* Start *

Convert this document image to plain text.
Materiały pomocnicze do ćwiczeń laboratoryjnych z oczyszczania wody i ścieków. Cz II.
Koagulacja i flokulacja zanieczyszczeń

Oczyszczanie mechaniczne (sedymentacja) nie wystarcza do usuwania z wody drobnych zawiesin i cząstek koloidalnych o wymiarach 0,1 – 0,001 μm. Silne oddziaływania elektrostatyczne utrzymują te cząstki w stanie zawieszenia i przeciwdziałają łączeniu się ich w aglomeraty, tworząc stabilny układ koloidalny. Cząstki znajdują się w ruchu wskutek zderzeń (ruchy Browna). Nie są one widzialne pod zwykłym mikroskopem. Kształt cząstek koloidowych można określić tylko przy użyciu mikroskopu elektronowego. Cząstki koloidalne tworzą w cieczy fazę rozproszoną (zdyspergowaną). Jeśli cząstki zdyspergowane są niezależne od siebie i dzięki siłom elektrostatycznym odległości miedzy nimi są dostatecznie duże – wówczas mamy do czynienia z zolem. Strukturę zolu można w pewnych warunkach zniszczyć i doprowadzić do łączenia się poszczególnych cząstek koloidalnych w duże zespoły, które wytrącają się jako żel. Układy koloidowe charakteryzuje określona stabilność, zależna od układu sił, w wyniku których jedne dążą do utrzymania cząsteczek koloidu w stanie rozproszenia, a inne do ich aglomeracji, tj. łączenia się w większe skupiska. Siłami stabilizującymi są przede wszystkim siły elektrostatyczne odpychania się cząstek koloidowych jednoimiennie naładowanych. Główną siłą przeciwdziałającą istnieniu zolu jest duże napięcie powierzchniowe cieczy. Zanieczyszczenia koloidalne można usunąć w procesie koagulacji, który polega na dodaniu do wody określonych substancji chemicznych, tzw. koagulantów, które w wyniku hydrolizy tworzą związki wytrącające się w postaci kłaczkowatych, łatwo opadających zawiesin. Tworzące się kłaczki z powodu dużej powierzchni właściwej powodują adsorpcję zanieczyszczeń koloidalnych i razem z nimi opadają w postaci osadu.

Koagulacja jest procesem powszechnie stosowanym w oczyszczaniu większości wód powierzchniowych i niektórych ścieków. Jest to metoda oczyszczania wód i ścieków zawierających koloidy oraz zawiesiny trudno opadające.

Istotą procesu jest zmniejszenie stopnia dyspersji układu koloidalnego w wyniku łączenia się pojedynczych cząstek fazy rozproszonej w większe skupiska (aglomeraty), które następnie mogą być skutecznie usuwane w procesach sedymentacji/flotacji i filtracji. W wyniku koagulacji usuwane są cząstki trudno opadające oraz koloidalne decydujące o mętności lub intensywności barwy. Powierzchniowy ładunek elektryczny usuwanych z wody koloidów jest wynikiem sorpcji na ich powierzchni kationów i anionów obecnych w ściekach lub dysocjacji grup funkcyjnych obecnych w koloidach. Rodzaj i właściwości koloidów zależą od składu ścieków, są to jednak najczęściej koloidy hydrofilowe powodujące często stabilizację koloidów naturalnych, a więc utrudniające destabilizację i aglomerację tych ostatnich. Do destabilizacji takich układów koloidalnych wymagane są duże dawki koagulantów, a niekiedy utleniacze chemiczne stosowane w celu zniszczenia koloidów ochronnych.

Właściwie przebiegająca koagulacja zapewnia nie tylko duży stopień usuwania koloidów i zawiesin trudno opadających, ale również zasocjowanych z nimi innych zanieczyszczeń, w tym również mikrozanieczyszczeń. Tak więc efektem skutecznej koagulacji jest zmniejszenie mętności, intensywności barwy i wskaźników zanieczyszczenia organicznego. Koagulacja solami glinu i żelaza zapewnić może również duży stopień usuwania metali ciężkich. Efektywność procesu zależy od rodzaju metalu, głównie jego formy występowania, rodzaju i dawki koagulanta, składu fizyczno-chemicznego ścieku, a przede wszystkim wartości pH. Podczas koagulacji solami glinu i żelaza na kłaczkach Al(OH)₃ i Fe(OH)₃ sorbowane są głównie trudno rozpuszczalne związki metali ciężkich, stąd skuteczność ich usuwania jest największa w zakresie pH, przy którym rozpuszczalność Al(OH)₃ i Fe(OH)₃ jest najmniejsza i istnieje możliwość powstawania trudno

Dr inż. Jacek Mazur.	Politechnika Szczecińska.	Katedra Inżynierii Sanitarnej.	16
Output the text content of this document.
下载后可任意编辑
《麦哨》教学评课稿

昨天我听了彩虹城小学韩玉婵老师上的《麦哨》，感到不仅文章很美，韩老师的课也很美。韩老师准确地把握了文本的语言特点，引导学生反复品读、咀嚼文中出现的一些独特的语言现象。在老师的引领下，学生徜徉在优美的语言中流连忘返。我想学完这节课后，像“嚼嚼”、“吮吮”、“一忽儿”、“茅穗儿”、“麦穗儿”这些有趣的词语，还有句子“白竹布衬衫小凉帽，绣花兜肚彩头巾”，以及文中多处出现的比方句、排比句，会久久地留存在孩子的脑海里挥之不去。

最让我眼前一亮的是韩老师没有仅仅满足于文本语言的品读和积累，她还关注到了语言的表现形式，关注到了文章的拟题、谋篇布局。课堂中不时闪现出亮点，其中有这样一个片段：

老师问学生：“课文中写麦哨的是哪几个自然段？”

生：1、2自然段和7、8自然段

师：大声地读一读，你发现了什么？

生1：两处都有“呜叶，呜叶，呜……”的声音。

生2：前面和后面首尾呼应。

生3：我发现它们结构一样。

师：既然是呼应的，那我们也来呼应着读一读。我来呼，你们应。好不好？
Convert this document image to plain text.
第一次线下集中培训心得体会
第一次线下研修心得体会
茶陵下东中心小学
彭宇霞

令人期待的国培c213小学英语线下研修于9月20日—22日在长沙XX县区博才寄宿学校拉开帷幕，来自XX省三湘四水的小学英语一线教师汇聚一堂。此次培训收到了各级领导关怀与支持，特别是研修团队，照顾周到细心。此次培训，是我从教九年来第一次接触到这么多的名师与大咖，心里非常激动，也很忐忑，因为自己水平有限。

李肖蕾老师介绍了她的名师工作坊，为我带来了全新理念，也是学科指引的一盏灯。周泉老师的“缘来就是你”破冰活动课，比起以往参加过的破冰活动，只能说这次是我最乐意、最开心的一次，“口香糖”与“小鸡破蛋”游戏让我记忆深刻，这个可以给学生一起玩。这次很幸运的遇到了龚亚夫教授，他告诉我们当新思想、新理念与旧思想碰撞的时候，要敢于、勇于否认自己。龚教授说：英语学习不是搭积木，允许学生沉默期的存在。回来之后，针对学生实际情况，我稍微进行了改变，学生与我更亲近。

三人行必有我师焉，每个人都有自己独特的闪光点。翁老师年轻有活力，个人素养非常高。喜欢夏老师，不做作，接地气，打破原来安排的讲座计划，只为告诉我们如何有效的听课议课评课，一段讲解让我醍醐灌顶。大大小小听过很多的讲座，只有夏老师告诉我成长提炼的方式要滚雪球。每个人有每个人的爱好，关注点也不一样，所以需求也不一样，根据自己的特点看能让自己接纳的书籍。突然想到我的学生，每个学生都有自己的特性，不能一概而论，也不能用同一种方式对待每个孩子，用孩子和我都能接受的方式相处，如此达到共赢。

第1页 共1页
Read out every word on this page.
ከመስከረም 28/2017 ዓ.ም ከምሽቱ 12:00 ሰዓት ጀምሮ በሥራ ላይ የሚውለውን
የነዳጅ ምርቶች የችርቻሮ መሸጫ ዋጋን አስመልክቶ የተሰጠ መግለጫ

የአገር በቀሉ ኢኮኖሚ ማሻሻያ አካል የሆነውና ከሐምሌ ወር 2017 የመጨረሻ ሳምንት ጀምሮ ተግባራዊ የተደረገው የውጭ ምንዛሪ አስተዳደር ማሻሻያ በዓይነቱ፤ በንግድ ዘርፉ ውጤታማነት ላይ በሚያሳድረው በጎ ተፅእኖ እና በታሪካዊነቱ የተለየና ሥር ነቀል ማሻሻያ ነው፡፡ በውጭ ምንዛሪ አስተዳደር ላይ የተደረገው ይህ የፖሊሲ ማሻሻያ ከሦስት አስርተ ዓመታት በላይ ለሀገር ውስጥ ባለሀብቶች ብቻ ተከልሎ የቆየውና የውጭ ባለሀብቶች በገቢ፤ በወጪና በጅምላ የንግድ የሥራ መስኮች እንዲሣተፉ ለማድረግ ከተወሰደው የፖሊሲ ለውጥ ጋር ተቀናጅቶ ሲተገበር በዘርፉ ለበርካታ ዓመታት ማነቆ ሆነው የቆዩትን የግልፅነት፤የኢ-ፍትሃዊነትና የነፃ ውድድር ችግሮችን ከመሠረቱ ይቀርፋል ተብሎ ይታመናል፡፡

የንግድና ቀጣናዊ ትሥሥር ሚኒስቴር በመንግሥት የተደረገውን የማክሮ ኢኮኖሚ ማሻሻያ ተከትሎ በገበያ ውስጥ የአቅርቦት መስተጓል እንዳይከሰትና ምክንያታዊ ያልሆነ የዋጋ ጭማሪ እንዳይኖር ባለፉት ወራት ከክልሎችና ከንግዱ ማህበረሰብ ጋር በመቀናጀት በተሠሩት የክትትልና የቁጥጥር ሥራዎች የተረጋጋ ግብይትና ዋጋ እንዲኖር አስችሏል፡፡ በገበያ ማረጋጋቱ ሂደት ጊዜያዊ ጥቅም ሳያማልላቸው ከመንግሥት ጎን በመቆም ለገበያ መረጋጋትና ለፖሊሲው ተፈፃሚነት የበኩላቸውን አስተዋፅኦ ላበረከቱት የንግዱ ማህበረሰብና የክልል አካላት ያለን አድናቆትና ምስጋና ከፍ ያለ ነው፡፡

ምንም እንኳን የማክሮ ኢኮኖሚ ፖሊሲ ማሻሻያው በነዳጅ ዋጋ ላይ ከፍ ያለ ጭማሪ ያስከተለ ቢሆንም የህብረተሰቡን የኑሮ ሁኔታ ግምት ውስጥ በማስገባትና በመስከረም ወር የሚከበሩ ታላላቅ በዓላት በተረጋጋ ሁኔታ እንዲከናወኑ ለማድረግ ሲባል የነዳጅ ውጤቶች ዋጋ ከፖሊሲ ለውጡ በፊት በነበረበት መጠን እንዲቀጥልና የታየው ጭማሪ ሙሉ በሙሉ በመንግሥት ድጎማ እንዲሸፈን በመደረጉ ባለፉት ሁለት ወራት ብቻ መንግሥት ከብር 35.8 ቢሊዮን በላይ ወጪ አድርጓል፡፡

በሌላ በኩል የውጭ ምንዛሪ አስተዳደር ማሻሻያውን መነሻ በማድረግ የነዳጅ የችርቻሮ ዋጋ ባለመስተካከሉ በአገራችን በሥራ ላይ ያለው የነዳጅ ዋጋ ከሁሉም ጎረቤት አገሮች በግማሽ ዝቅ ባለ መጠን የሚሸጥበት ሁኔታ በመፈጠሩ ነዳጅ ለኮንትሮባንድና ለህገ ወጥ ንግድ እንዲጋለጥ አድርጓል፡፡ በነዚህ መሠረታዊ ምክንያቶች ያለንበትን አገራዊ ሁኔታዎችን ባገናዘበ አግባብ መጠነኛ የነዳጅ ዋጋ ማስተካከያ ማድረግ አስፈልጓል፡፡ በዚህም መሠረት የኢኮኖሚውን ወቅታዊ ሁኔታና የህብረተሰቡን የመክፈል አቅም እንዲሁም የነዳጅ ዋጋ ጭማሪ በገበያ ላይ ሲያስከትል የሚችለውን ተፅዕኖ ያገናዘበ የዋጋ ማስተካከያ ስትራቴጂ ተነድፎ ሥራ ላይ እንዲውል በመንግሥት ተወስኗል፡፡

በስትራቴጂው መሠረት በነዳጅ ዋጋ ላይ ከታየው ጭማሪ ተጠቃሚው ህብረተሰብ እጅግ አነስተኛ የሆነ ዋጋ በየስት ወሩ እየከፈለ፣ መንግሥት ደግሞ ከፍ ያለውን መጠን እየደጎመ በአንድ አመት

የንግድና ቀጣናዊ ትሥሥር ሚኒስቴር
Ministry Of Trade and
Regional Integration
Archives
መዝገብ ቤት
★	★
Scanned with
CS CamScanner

* End *

Exactly how many lines of the listing above contain the string "የህብረተሰቡን"? Give no more than the number.

COMPLETE OUTPUT: 2